[Items from a figure collection]
--- --- ---

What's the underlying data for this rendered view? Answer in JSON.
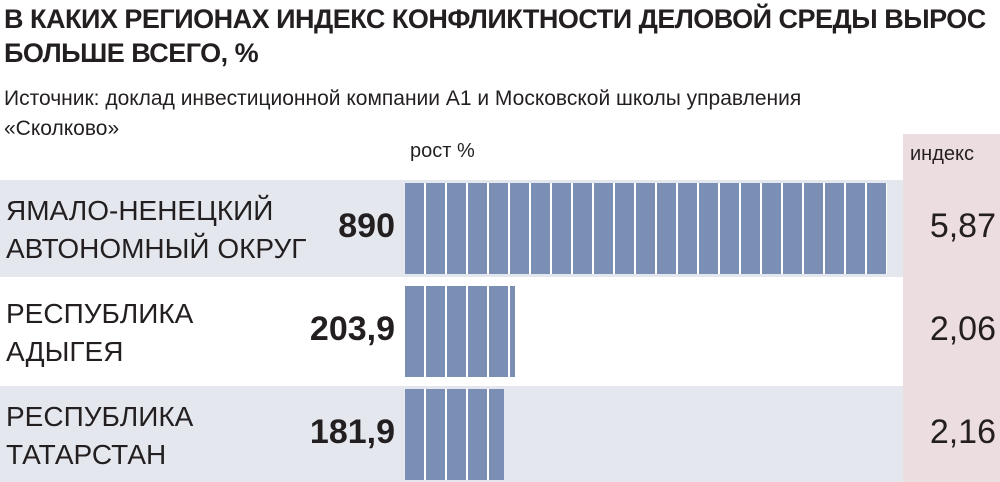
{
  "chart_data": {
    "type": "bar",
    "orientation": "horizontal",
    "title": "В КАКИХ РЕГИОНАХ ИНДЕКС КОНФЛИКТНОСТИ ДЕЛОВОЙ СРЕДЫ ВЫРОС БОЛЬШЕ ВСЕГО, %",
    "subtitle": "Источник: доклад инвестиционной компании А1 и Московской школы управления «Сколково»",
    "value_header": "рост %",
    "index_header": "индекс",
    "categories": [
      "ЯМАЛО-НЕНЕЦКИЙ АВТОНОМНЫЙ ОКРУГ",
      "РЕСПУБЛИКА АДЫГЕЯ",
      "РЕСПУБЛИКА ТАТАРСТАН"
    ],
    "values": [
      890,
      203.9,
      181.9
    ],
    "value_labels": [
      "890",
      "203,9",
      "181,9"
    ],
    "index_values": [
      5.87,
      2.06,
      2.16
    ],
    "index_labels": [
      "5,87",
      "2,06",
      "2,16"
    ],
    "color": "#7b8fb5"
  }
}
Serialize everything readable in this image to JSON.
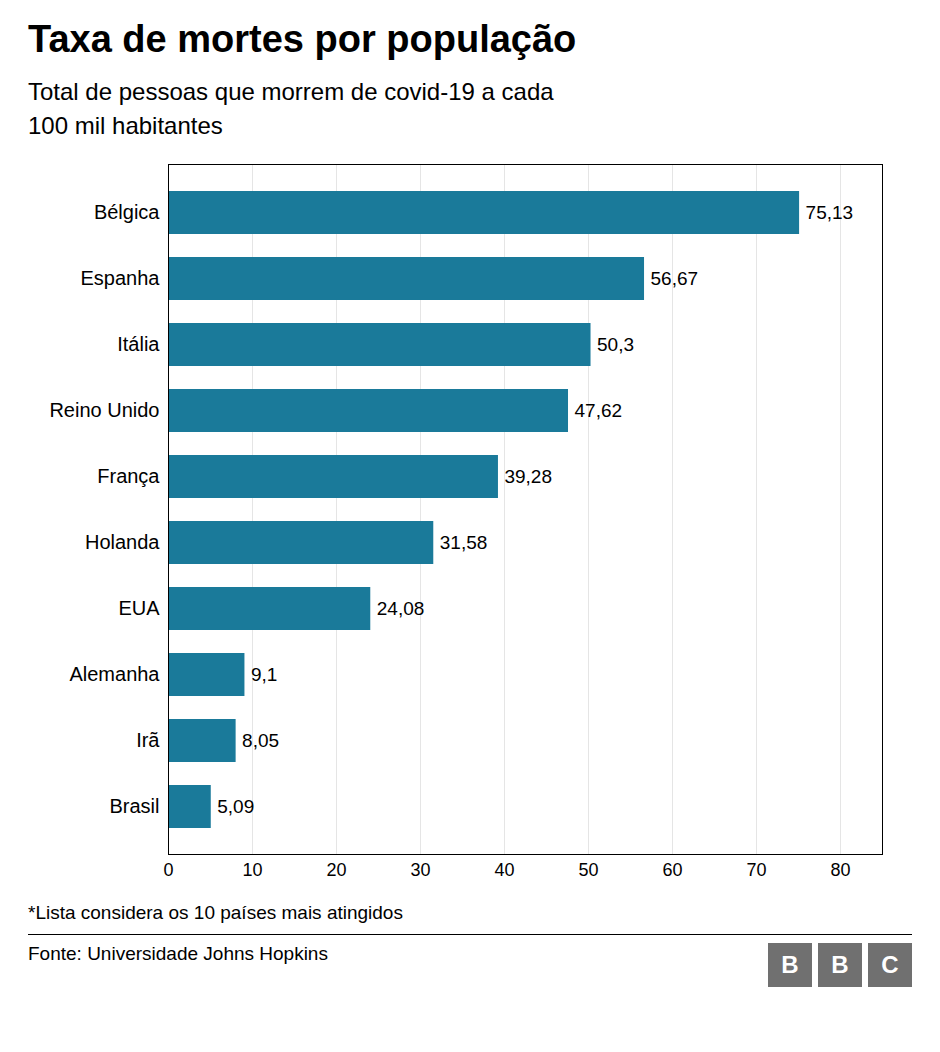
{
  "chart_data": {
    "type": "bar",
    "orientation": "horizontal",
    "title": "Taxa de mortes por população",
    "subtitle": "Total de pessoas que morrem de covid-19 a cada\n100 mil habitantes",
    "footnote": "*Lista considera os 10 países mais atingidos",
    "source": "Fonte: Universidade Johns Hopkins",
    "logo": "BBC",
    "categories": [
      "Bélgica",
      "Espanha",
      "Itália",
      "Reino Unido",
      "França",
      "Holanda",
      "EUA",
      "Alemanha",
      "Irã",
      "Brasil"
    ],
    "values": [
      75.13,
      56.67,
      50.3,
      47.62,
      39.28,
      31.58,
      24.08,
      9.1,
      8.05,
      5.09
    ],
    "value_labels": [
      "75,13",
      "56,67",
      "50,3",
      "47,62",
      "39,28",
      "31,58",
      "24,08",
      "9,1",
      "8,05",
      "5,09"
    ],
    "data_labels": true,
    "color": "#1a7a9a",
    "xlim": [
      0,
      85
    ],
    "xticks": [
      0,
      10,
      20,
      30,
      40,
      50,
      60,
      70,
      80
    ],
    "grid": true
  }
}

--- --- ---

- Written task -
Extract all lines that hold the word "this".

- Correct response -
What's the underlying data for this rendered view? Answer in JSON.
Serialize everything readable in this image to JSON.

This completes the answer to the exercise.